■ SELECTED EXTRACT ■
By the time I got to the office 1 pm today, everybody knows that former Neda director general Romulo Neri has admitted being offered a P200 millon bribe by Comelec Chair Benjamin Abalos (which he denied) during the hearing on the controversial NBN deal at the Senate. That's a bombshell! But let me put it here that Neri himself is part of the problem why we have this mess. You may read my op ed piece I wrote for BusinessMirror today (26 Sept 07) below.
ON Monday the acting director general of the National Economic and Development Authority (Neda) said the suspension of the national broadband network (NBN) and cyber education program (CEP) deals is going to “affect investor confidence” in the Philippines.
Certainly, it will. But it’s not because legislators are investigating these controversial deals forcing President Arroyo to back off from a very hot rotten potato.
It’s because this recent brouhaha involving more than $800 million seems to prove the point that the government of President Arroyo doesn’t seem to learn the value of prudence after nearly getting toppled by popular unrest following the “Hello, Garci” and North Rail controversies and the fertilizer scam. Walang kadala-dala! in local parlance.
It’s unfair for acting Neda chief Augusto Santos to blame, even impliedly, the “lack of investor confidence” in the Philippines on the Senate investigation against the NBN and CEP deals. The determinants of investor confidence are many, the least among them being the government’s continuing failure to provide adequate infrastructure and its inability to pursue crucial economic policy reforms.
This is quite obvious if we look at the national income accounts: in the last three years, investments by the private sector on durable equipment in real terms have been miniscule.
Yes, we have been growing quite decently in the last several years—courtesy of dollar remittances. But jobs in greater numbers are not created because firms are not yet building more factories, upgrading their plants and equipment, or putting up orchards. These are the types of investments that we need to address joblessness, especially for those who can’t speak English to qualify for call centers.

■ GIVEN MATERIAL ■

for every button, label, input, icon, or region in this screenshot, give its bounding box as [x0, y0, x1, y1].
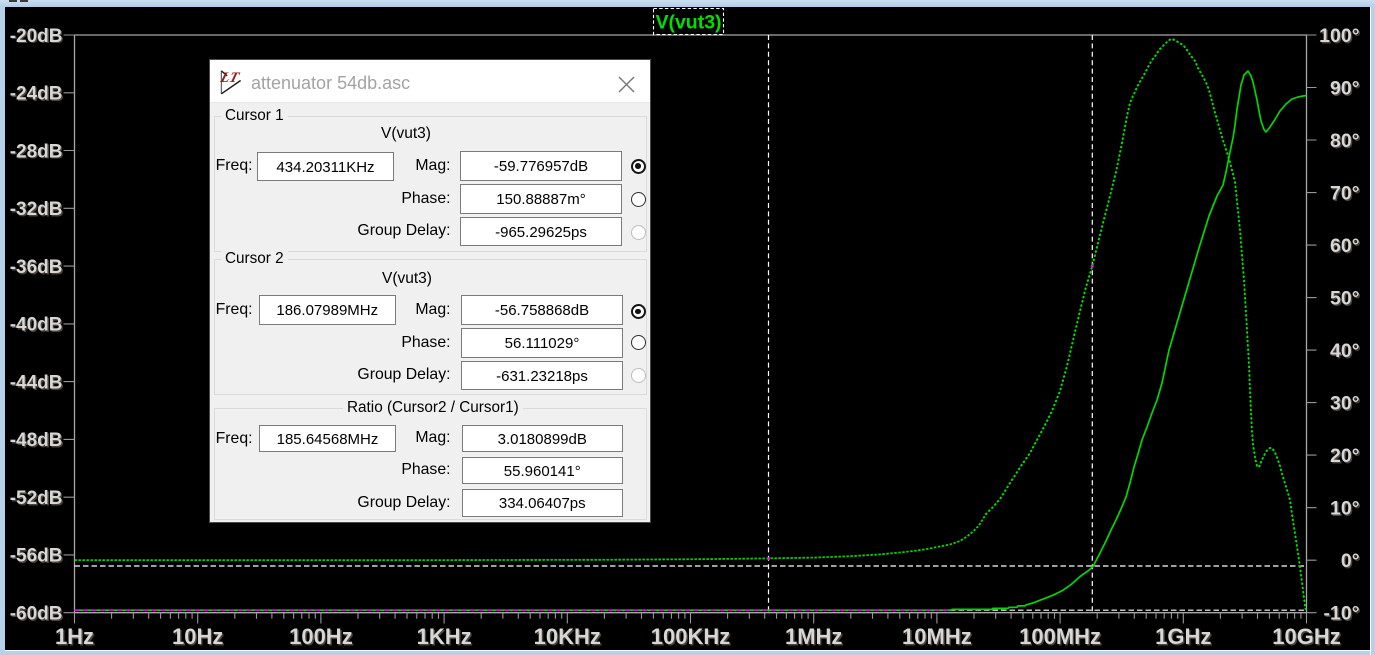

■ TASK DESCRIPTION ■
Carry on the op-ed on the NBN deal, starting right after its last sentence. The lines above stand apart from the op-ed on the NBN deal.

■ EXERCISE ANSWER ■
And why is this so? It’s because since August 2004 the net satisfaction rating of President Arroyo has been in the negative. More people are not happy with the way she runs the affairs of the State despite the very obvious effort she puts into the job and her work ethic. More people simply don’t trust her mainly because of the continuing stream of accounts of corruption and misdeeds in high places, the latest being the controversies that have entangled the multimillion-dollar NBN and CEP deals with the Chinese government.
In the Philippine context, a perennially negative trust or satisfaction rating for the presidency tends to create uncertainty. It’s so hard for business managers to make long-term decisions when the ruling party sits on a house of cards ready to collapse anytime another political scandal bursts.
And certainly, corruption is a great turnoff to investors. Yes, there are “political noises,” but it’s the ones that are coming from the executive, and not somewhere else.
The Palace is making it worse by employing tactics like gag orders or the latest apparent attempt by MalacaƱang to spirit out of the country former Neda chief Romulo Neri to prevent him from being grilled by the senators, only to retreat at the last minute, apparently sensing the huge outcry against so blatant a scheme.
To be fair, Palace officials explained later that it wasn’t President Arroyo but Foreign Affairs Secretary Alberto Romulo who wanted Neri to come along because they will meet with Millennium Challenge Account (MCA) officials in New York, and Mr. Neri as ex-Neda chief is familiar with the MCA. But still, the damage to public trust was done.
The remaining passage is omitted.